* Element box records

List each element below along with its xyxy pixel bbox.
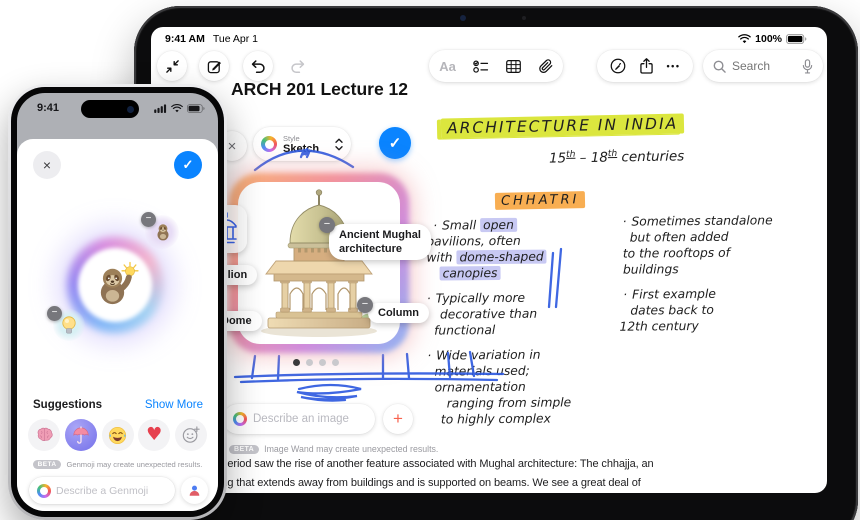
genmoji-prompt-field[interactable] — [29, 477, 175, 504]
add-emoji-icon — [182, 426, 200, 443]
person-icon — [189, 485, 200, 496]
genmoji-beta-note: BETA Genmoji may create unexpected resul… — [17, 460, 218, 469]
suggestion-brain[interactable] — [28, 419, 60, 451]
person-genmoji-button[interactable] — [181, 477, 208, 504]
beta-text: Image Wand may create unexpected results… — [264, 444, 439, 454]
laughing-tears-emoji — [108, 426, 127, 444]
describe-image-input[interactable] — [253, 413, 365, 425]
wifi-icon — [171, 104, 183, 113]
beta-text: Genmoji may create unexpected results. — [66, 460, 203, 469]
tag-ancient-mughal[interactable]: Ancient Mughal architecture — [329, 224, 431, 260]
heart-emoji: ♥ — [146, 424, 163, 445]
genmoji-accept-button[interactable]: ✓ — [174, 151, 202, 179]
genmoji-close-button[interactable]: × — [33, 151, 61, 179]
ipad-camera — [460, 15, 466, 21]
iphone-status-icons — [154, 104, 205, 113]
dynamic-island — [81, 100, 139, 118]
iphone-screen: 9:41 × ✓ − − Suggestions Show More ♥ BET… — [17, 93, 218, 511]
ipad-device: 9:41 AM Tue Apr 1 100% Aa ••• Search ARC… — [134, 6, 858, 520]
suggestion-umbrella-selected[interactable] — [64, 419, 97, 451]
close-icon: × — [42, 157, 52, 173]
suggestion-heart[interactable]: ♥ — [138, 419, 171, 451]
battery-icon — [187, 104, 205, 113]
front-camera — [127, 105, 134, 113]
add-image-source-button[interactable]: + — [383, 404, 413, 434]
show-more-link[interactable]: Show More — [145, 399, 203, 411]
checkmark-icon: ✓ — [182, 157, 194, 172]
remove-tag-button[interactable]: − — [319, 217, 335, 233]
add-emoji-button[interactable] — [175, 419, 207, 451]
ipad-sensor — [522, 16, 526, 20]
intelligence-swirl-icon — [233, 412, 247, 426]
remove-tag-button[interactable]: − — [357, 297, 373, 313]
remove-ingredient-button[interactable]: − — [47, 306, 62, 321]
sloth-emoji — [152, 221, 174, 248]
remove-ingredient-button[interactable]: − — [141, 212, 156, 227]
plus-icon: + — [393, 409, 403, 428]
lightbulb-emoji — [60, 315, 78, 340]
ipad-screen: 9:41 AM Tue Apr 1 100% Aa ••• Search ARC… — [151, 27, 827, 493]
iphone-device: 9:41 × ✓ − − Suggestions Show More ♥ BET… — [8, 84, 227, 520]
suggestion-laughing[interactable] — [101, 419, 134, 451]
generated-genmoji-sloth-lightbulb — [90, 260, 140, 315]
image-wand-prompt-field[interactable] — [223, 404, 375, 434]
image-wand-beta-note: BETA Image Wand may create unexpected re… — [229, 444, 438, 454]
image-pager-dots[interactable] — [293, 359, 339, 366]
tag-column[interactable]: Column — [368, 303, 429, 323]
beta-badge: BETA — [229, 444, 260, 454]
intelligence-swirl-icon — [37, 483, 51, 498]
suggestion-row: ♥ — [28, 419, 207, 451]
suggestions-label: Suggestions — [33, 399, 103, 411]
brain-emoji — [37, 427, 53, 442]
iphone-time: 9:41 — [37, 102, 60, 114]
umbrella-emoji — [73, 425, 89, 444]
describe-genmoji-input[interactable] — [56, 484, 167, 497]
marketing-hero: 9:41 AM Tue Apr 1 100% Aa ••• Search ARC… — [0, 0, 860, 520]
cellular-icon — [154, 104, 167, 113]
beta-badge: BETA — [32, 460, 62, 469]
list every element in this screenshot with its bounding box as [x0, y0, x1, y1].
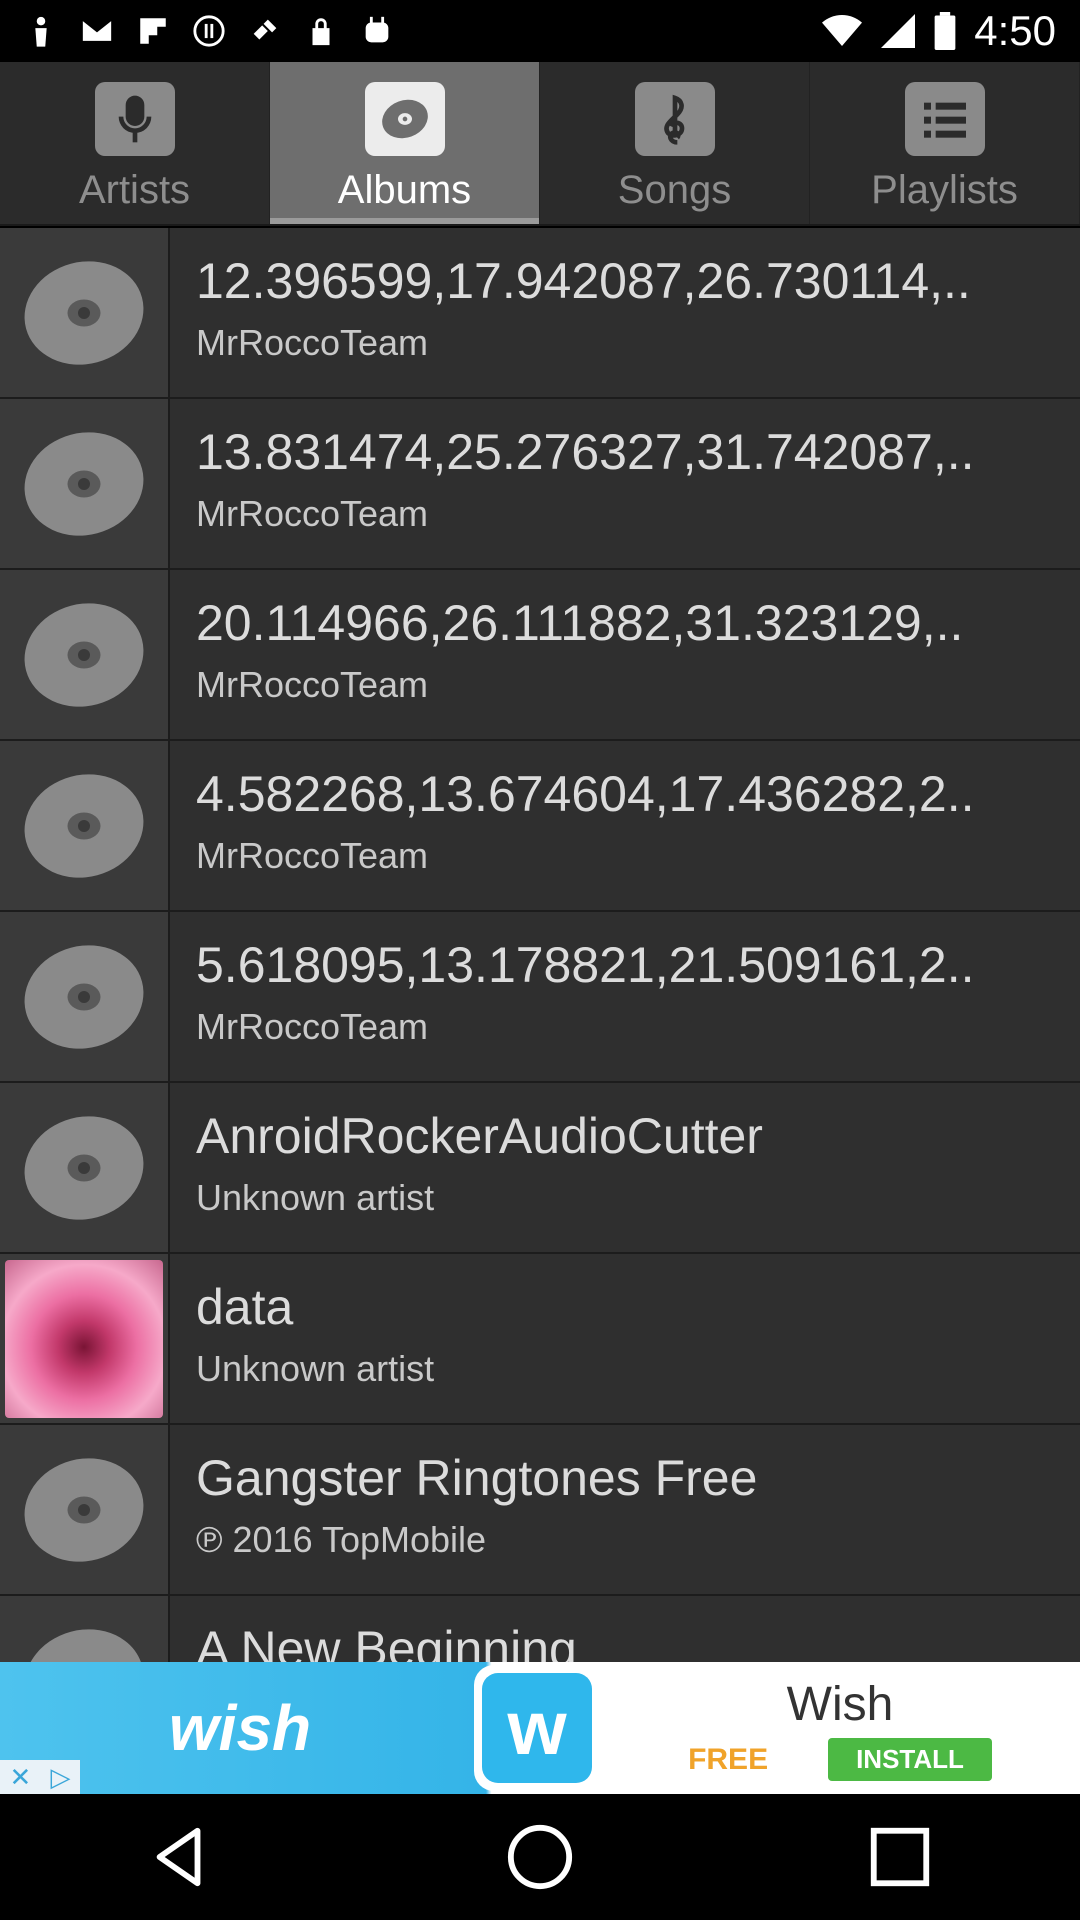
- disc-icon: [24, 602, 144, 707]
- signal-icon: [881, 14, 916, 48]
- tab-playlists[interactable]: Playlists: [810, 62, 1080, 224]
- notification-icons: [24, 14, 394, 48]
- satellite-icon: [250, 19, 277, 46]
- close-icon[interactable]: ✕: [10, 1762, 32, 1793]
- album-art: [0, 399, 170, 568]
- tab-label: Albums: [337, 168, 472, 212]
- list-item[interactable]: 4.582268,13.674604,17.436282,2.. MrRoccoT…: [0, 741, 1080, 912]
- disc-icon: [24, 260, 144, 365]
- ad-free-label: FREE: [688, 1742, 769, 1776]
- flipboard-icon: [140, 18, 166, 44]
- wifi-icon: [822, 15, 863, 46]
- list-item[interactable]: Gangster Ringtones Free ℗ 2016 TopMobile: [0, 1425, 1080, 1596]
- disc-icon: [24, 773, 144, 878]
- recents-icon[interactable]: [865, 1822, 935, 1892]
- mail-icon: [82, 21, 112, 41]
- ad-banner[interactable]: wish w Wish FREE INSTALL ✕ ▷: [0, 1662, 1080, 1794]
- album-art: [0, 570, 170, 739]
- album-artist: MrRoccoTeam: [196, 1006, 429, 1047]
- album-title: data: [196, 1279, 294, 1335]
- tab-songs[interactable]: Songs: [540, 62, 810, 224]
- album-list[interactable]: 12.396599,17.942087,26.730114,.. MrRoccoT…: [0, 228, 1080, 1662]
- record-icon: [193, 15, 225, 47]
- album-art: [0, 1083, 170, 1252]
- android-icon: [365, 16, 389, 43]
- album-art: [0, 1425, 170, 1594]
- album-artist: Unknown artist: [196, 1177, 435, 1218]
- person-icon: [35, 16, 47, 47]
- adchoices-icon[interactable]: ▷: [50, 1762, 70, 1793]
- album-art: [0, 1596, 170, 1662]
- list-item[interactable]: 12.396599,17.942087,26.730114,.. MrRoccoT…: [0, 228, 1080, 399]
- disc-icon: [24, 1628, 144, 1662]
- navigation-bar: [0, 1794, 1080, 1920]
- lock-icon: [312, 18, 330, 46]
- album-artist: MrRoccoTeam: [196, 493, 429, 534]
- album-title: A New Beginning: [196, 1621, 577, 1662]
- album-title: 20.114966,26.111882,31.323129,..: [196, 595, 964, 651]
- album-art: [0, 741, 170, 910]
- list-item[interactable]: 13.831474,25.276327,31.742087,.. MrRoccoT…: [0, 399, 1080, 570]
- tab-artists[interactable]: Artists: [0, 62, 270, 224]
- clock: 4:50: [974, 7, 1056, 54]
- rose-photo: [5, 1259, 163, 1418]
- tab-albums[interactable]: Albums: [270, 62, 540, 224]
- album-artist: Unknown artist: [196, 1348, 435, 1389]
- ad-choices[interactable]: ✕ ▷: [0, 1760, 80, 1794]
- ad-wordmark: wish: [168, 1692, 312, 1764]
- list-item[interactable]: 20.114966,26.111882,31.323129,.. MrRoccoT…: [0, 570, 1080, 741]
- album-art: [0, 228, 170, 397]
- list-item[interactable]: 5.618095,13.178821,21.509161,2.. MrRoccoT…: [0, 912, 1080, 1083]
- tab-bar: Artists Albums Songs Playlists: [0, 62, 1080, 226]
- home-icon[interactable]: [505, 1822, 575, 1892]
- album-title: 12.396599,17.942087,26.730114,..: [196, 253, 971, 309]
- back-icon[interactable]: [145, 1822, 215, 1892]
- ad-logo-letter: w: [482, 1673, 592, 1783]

* EXERCISE DIRECTIONS
How many of the lines above contain the string "MrRoccoTeam", matching case? Reply with the number only.

* EXERCISE SOLUTION
2